## To do
Here are some records; quote them exactly, leaving out the pictures.

————————

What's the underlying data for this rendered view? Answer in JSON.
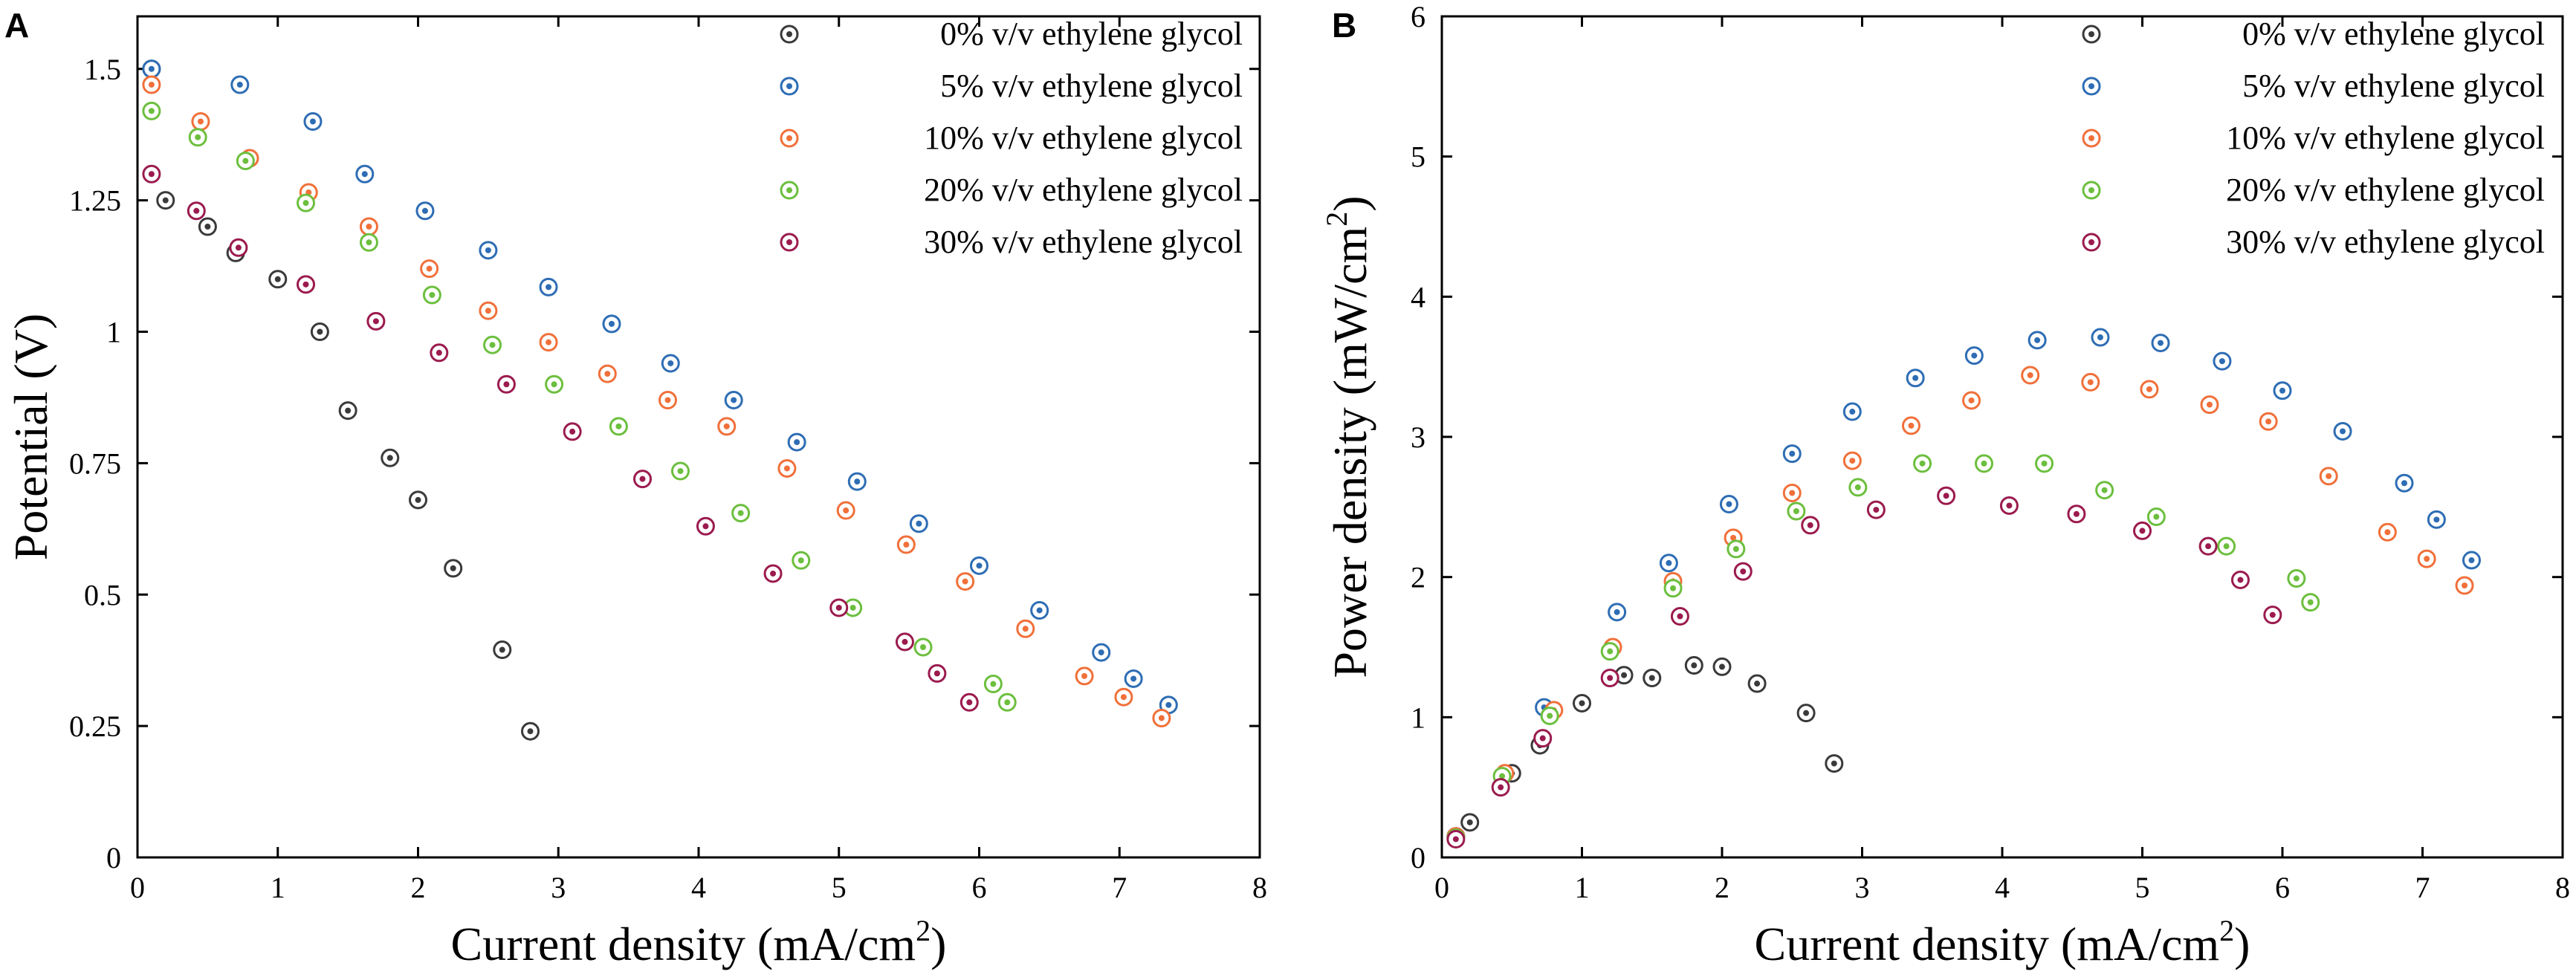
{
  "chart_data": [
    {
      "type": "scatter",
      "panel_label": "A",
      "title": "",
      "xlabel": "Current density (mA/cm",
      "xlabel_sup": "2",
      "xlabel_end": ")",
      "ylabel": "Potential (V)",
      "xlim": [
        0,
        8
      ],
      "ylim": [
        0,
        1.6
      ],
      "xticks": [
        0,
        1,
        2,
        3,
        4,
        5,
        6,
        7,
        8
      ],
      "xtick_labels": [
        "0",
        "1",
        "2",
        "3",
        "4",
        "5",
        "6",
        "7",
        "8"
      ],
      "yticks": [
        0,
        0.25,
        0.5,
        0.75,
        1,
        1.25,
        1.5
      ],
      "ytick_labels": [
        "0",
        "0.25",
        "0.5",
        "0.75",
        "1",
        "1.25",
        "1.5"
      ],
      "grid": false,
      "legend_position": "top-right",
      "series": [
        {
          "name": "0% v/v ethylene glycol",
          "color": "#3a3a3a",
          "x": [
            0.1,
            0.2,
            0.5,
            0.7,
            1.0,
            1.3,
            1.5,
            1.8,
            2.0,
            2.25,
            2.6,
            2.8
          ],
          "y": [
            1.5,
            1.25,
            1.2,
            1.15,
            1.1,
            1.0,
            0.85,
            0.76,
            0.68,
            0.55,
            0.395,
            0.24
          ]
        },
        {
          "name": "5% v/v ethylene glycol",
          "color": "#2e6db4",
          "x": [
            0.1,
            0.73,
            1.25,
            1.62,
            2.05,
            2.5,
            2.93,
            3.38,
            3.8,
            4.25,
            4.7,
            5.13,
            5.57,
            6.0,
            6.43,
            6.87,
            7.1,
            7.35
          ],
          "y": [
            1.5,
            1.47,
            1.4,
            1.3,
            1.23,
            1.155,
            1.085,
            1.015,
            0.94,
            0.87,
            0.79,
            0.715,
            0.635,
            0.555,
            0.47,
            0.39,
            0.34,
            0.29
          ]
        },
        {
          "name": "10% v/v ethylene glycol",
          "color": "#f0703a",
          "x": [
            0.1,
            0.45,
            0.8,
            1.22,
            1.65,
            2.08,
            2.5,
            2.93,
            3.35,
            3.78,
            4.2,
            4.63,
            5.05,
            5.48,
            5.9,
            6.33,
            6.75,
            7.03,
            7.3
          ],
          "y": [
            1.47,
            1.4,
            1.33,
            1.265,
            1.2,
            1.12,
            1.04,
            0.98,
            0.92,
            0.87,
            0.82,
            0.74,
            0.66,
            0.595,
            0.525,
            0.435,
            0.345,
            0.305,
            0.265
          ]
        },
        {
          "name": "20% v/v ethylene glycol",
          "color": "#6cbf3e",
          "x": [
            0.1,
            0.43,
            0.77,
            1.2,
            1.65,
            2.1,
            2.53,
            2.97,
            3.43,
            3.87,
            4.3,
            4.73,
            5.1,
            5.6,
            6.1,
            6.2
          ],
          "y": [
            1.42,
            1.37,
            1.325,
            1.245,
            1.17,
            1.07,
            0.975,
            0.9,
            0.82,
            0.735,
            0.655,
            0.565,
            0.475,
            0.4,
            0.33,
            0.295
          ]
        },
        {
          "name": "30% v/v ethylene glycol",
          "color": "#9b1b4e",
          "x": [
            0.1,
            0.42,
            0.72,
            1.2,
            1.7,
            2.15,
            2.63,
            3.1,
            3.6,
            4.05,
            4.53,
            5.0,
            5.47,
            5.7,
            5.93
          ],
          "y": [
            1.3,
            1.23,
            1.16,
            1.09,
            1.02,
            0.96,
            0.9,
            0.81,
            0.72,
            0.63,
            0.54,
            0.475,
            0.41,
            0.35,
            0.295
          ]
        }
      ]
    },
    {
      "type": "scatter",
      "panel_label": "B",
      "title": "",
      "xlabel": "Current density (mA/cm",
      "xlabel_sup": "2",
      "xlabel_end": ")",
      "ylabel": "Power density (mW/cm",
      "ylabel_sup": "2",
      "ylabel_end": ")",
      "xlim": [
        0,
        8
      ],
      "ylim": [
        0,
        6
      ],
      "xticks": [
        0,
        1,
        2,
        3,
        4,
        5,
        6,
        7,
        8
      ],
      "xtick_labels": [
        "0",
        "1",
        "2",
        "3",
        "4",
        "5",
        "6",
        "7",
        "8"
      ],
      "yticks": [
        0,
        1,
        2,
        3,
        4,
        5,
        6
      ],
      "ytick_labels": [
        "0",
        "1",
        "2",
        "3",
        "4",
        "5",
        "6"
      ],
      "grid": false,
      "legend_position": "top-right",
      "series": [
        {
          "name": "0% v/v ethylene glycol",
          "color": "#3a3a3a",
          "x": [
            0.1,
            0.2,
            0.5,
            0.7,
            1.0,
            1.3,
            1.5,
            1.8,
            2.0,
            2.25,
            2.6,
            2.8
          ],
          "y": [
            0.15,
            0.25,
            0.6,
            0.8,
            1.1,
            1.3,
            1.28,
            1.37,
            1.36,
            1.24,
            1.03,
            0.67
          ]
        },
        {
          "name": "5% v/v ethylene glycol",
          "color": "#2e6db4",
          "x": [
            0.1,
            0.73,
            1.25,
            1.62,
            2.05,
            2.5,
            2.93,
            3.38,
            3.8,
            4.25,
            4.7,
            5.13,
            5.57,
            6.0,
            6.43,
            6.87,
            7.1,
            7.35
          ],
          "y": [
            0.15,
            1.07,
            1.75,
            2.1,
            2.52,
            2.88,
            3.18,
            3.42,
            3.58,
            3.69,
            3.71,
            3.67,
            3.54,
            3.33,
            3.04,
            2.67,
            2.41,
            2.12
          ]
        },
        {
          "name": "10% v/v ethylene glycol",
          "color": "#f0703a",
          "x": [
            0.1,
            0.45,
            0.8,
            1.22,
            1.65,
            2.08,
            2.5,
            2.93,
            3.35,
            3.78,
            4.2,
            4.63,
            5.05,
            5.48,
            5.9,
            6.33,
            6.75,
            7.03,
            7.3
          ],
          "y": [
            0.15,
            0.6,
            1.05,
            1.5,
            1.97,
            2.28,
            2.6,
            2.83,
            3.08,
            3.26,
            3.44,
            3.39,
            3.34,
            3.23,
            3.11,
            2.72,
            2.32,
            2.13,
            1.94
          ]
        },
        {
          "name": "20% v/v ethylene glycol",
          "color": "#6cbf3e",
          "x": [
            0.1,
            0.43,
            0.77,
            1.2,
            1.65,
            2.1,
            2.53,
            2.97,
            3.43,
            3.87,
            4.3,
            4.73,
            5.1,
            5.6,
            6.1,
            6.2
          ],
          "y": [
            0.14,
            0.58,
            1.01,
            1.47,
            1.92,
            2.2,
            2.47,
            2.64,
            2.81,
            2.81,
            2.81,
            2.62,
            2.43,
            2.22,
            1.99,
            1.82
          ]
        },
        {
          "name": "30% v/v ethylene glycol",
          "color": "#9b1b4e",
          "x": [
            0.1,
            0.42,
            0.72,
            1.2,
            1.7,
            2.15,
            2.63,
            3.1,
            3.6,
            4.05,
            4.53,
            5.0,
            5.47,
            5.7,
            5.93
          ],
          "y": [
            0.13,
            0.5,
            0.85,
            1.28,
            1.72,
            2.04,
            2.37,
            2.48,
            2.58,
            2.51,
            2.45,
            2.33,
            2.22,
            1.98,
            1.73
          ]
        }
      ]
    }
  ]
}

————————

## Answer to this task
What's the underlying data for this rendered view? Answer in JSON.
{
  "chart_data": [
    {
      "type": "scatter",
      "panel_label": "A",
      "title": "",
      "xlabel": "Current density (mA/cm",
      "xlabel_sup": "2",
      "xlabel_end": ")",
      "ylabel": "Potential (V)",
      "xlim": [
        0,
        8
      ],
      "ylim": [
        0,
        1.6
      ],
      "xticks": [
        0,
        1,
        2,
        3,
        4,
        5,
        6,
        7,
        8
      ],
      "xtick_labels": [
        "0",
        "1",
        "2",
        "3",
        "4",
        "5",
        "6",
        "7",
        "8"
      ],
      "yticks": [
        0,
        0.25,
        0.5,
        0.75,
        1,
        1.25,
        1.5
      ],
      "ytick_labels": [
        "0",
        "0.25",
        "0.5",
        "0.75",
        "1",
        "1.25",
        "1.5"
      ],
      "grid": false,
      "legend_position": "top-right",
      "series": [
        {
          "name": "0% v/v ethylene glycol",
          "color": "#3a3a3a",
          "x": [
            0.1,
            0.2,
            0.5,
            0.7,
            1.0,
            1.3,
            1.5,
            1.8,
            2.0,
            2.25,
            2.6,
            2.8
          ],
          "y": [
            1.5,
            1.25,
            1.2,
            1.15,
            1.1,
            1.0,
            0.85,
            0.76,
            0.68,
            0.55,
            0.395,
            0.24
          ]
        },
        {
          "name": "5% v/v ethylene glycol",
          "color": "#2e6db4",
          "x": [
            0.1,
            0.73,
            1.25,
            1.62,
            2.05,
            2.5,
            2.93,
            3.38,
            3.8,
            4.25,
            4.7,
            5.13,
            5.57,
            6.0,
            6.43,
            6.87,
            7.1,
            7.35
          ],
          "y": [
            1.5,
            1.47,
            1.4,
            1.3,
            1.23,
            1.155,
            1.085,
            1.015,
            0.94,
            0.87,
            0.79,
            0.715,
            0.635,
            0.555,
            0.47,
            0.39,
            0.34,
            0.29
          ]
        },
        {
          "name": "10% v/v ethylene glycol",
          "color": "#f0703a",
          "x": [
            0.1,
            0.45,
            0.8,
            1.22,
            1.65,
            2.08,
            2.5,
            2.93,
            3.35,
            3.78,
            4.2,
            4.63,
            5.05,
            5.48,
            5.9,
            6.33,
            6.75,
            7.03,
            7.3
          ],
          "y": [
            1.47,
            1.4,
            1.33,
            1.265,
            1.2,
            1.12,
            1.04,
            0.98,
            0.92,
            0.87,
            0.82,
            0.74,
            0.66,
            0.595,
            0.525,
            0.435,
            0.345,
            0.305,
            0.265
          ]
        },
        {
          "name": "20% v/v ethylene glycol",
          "color": "#6cbf3e",
          "x": [
            0.1,
            0.43,
            0.77,
            1.2,
            1.65,
            2.1,
            2.53,
            2.97,
            3.43,
            3.87,
            4.3,
            4.73,
            5.1,
            5.6,
            6.1,
            6.2
          ],
          "y": [
            1.42,
            1.37,
            1.325,
            1.245,
            1.17,
            1.07,
            0.975,
            0.9,
            0.82,
            0.735,
            0.655,
            0.565,
            0.475,
            0.4,
            0.33,
            0.295
          ]
        },
        {
          "name": "30% v/v ethylene glycol",
          "color": "#9b1b4e",
          "x": [
            0.1,
            0.42,
            0.72,
            1.2,
            1.7,
            2.15,
            2.63,
            3.1,
            3.6,
            4.05,
            4.53,
            5.0,
            5.47,
            5.7,
            5.93
          ],
          "y": [
            1.3,
            1.23,
            1.16,
            1.09,
            1.02,
            0.96,
            0.9,
            0.81,
            0.72,
            0.63,
            0.54,
            0.475,
            0.41,
            0.35,
            0.295
          ]
        }
      ]
    },
    {
      "type": "scatter",
      "panel_label": "B",
      "title": "",
      "xlabel": "Current density (mA/cm",
      "xlabel_sup": "2",
      "xlabel_end": ")",
      "ylabel": "Power density (mW/cm",
      "ylabel_sup": "2",
      "ylabel_end": ")",
      "xlim": [
        0,
        8
      ],
      "ylim": [
        0,
        6
      ],
      "xticks": [
        0,
        1,
        2,
        3,
        4,
        5,
        6,
        7,
        8
      ],
      "xtick_labels": [
        "0",
        "1",
        "2",
        "3",
        "4",
        "5",
        "6",
        "7",
        "8"
      ],
      "yticks": [
        0,
        1,
        2,
        3,
        4,
        5,
        6
      ],
      "ytick_labels": [
        "0",
        "1",
        "2",
        "3",
        "4",
        "5",
        "6"
      ],
      "grid": false,
      "legend_position": "top-right",
      "series": [
        {
          "name": "0% v/v ethylene glycol",
          "color": "#3a3a3a",
          "x": [
            0.1,
            0.2,
            0.5,
            0.7,
            1.0,
            1.3,
            1.5,
            1.8,
            2.0,
            2.25,
            2.6,
            2.8
          ],
          "y": [
            0.15,
            0.25,
            0.6,
            0.8,
            1.1,
            1.3,
            1.28,
            1.37,
            1.36,
            1.24,
            1.03,
            0.67
          ]
        },
        {
          "name": "5% v/v ethylene glycol",
          "color": "#2e6db4",
          "x": [
            0.1,
            0.73,
            1.25,
            1.62,
            2.05,
            2.5,
            2.93,
            3.38,
            3.8,
            4.25,
            4.7,
            5.13,
            5.57,
            6.0,
            6.43,
            6.87,
            7.1,
            7.35
          ],
          "y": [
            0.15,
            1.07,
            1.75,
            2.1,
            2.52,
            2.88,
            3.18,
            3.42,
            3.58,
            3.69,
            3.71,
            3.67,
            3.54,
            3.33,
            3.04,
            2.67,
            2.41,
            2.12
          ]
        },
        {
          "name": "10% v/v ethylene glycol",
          "color": "#f0703a",
          "x": [
            0.1,
            0.45,
            0.8,
            1.22,
            1.65,
            2.08,
            2.5,
            2.93,
            3.35,
            3.78,
            4.2,
            4.63,
            5.05,
            5.48,
            5.9,
            6.33,
            6.75,
            7.03,
            7.3
          ],
          "y": [
            0.15,
            0.6,
            1.05,
            1.5,
            1.97,
            2.28,
            2.6,
            2.83,
            3.08,
            3.26,
            3.44,
            3.39,
            3.34,
            3.23,
            3.11,
            2.72,
            2.32,
            2.13,
            1.94
          ]
        },
        {
          "name": "20% v/v ethylene glycol",
          "color": "#6cbf3e",
          "x": [
            0.1,
            0.43,
            0.77,
            1.2,
            1.65,
            2.1,
            2.53,
            2.97,
            3.43,
            3.87,
            4.3,
            4.73,
            5.1,
            5.6,
            6.1,
            6.2
          ],
          "y": [
            0.14,
            0.58,
            1.01,
            1.47,
            1.92,
            2.2,
            2.47,
            2.64,
            2.81,
            2.81,
            2.81,
            2.62,
            2.43,
            2.22,
            1.99,
            1.82
          ]
        },
        {
          "name": "30% v/v ethylene glycol",
          "color": "#9b1b4e",
          "x": [
            0.1,
            0.42,
            0.72,
            1.2,
            1.7,
            2.15,
            2.63,
            3.1,
            3.6,
            4.05,
            4.53,
            5.0,
            5.47,
            5.7,
            5.93
          ],
          "y": [
            0.13,
            0.5,
            0.85,
            1.28,
            1.72,
            2.04,
            2.37,
            2.48,
            2.58,
            2.51,
            2.45,
            2.33,
            2.22,
            1.98,
            1.73
          ]
        }
      ]
    }
  ]
}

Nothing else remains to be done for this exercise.